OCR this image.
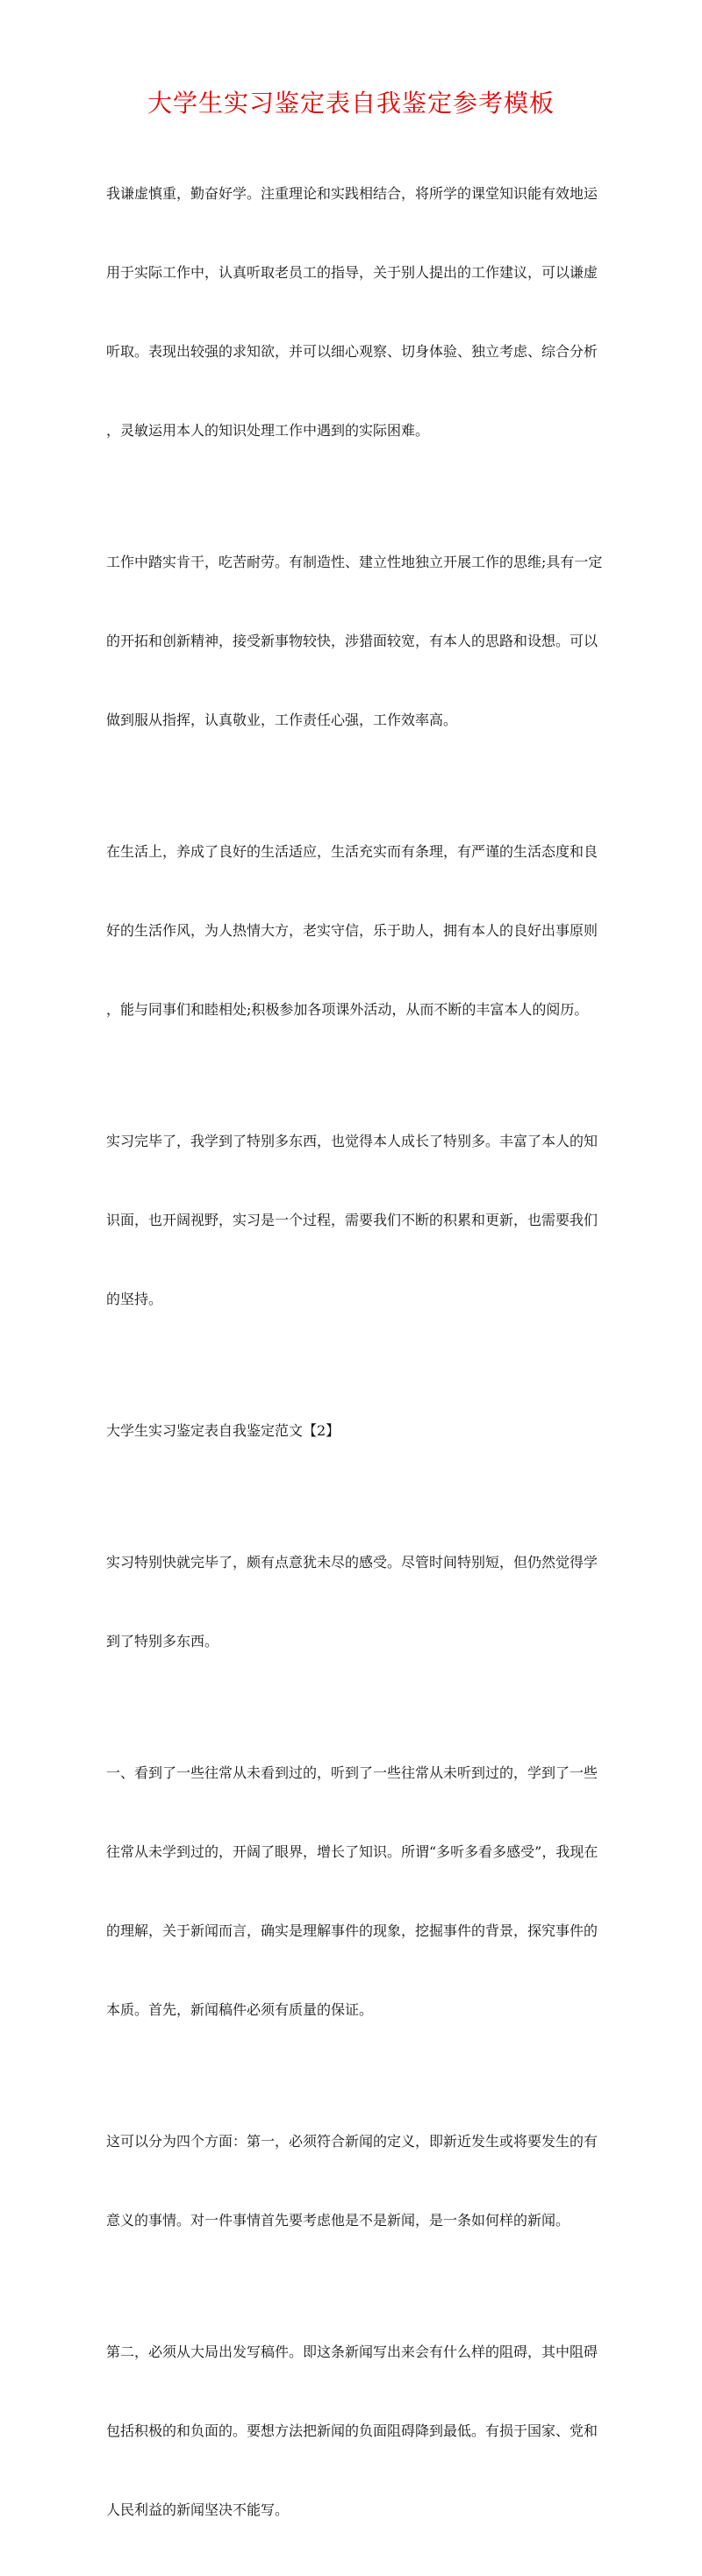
大学生实习鉴定表自我鉴定参考模板

我谦虚慎重，勤奋好学。注重理论和实践相结合，将所学的课堂知识能有效地运

用于实际工作中，认真听取老员工的指导，关于别人提出的工作建议，可以谦虚

听取。表现出较强的求知欲，并可以细心观察、切身体验、独立考虑、综合分析

，灵敏运用本人的知识处理工作中遇到的实际困难。

工作中踏实肯干，吃苦耐劳。有制造性、建立性地独立开展工作的思维;具有一定

的开拓和创新精神，接受新事物较快，涉猎面较宽，有本人的思路和设想。可以

做到服从指挥，认真敬业，工作责任心强，工作效率高。

在生活上，养成了良好的生活适应，生活充实而有条理，有严谨的生活态度和良

好的生活作风，为人热情大方，老实守信，乐于助人，拥有本人的良好出事原则

，能与同事们和睦相处;积极参加各项课外活动，从而不断的丰富本人的阅历。

实习完毕了，我学到了特别多东西，也觉得本人成长了特别多。丰富了本人的知

识面，也开阔视野，实习是一个过程，需要我们不断的积累和更新，也需要我们

的坚持。

大学生实习鉴定表自我鉴定范文【2】

实习特别快就完毕了，颇有点意犹未尽的感受。尽管时间特别短，但仍然觉得学

到了特别多东西。

一、看到了一些往常从未看到过的，听到了一些往常从未听到过的，学到了一些

往常从未学到过的，开阔了眼界，增长了知识。所谓“多听多看多感受”，我现在

的理解，关于新闻而言，确实是理解事件的现象，挖掘事件的背景，探究事件的

本质。首先，新闻稿件必须有质量的保证。

这可以分为四个方面：第一，必须符合新闻的定义，即新近发生或将要发生的有

意义的事情。对一件事情首先要考虑他是不是新闻，是一条如何样的新闻。

第二，必须从大局出发写稿件。即这条新闻写出来会有什么样的阻碍，其中阻碍

包括积极的和负面的。要想方法把新闻的负面阻碍降到最低。有损于国家、党和

人民利益的新闻坚决不能写。
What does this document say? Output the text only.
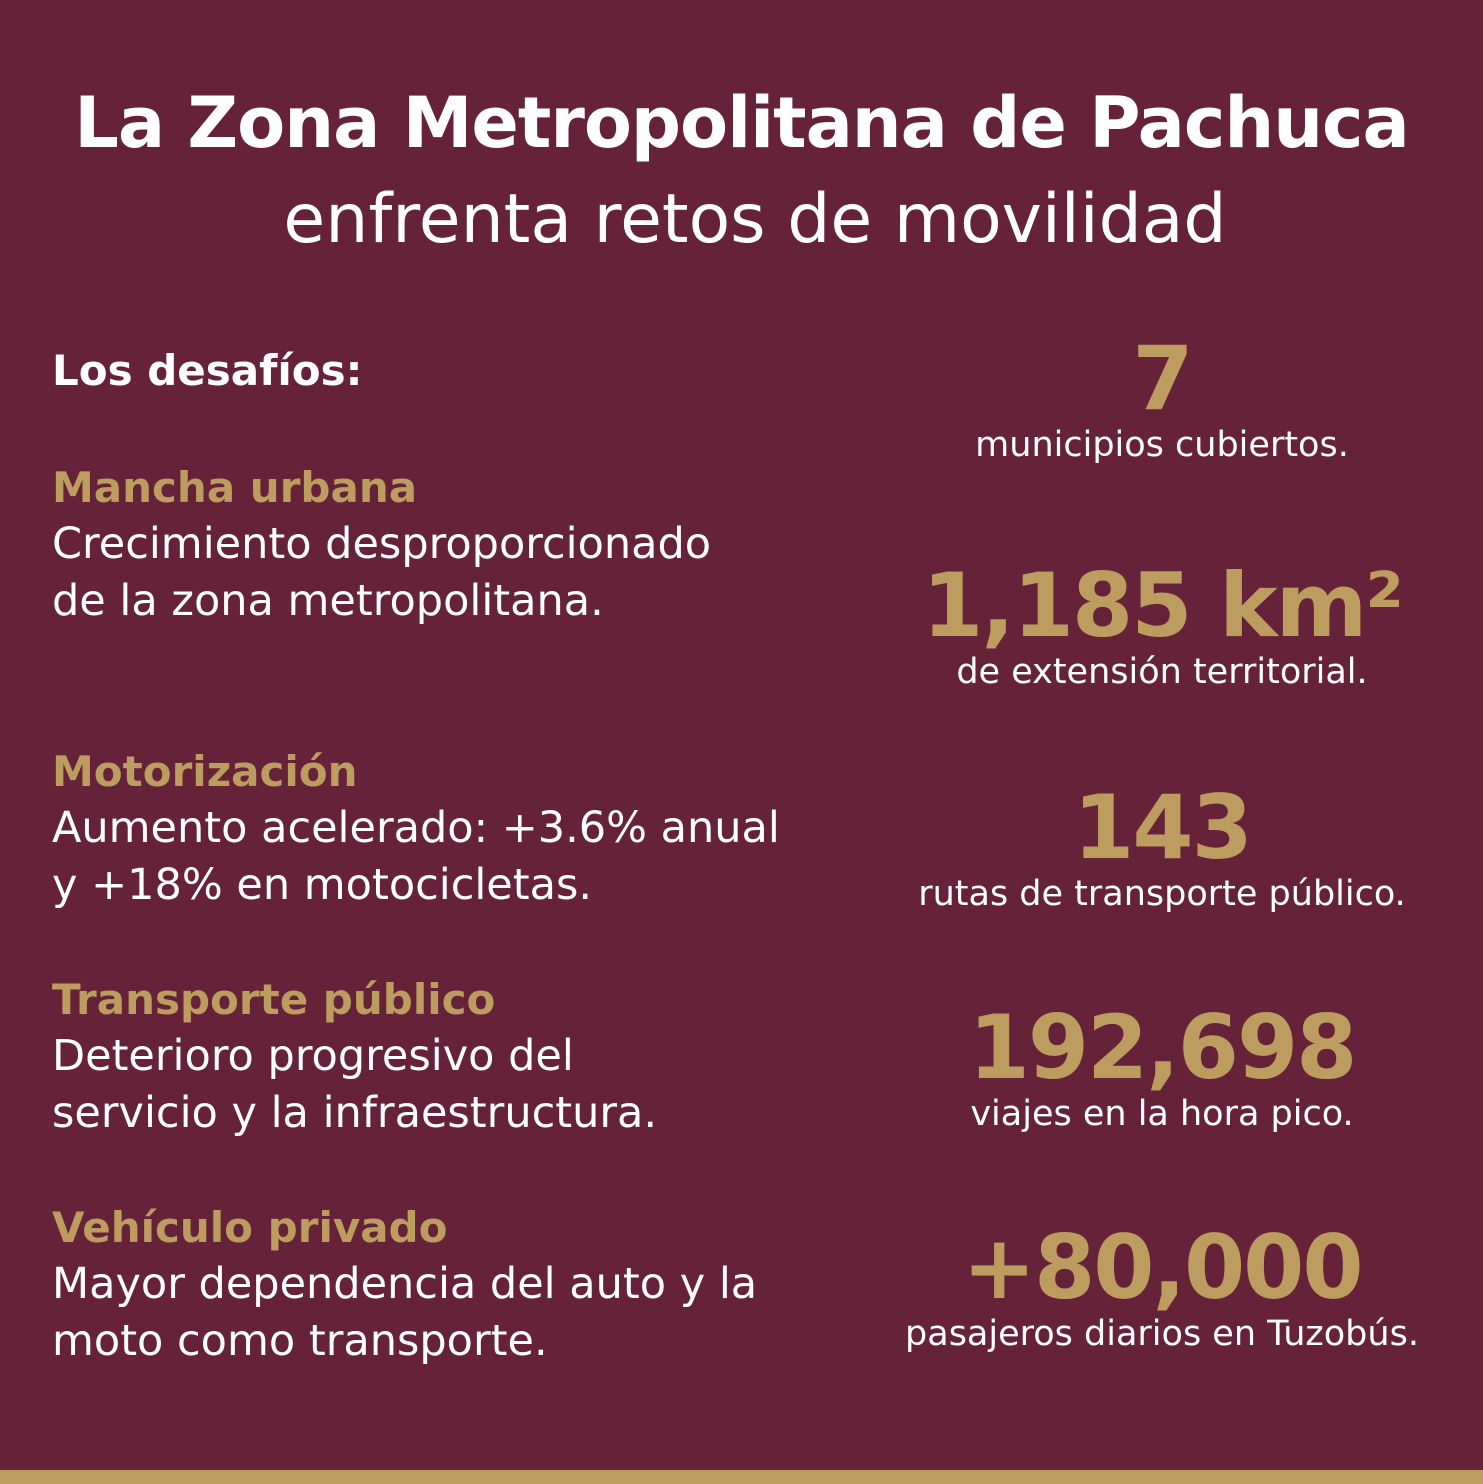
La Zona Metropolitana de Pachuca
enfrenta retos de movilidad
Los desafíos:
Mancha urbana
Crecimiento desproporcionado de la zona metropolitana.
Motorización
Aumento acelerado: +3.6% anual y +18% en motocicletas.
Transporte público
Deterioro progresivo del servicio y la infraestructura.
Vehículo privado
Mayor dependencia del auto y la moto como transporte.
7
municipios cubiertos.
1,185 km²
de extensión territorial.
143
rutas de transporte público.
192,698
viajes en la hora pico.
+80,000
pasajeros diarios en Tuzobús.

※ ※ ※

Task details: Which lines hold the word "público"? Show each one.

Final answer:
Transporte público
rutas de transporte público.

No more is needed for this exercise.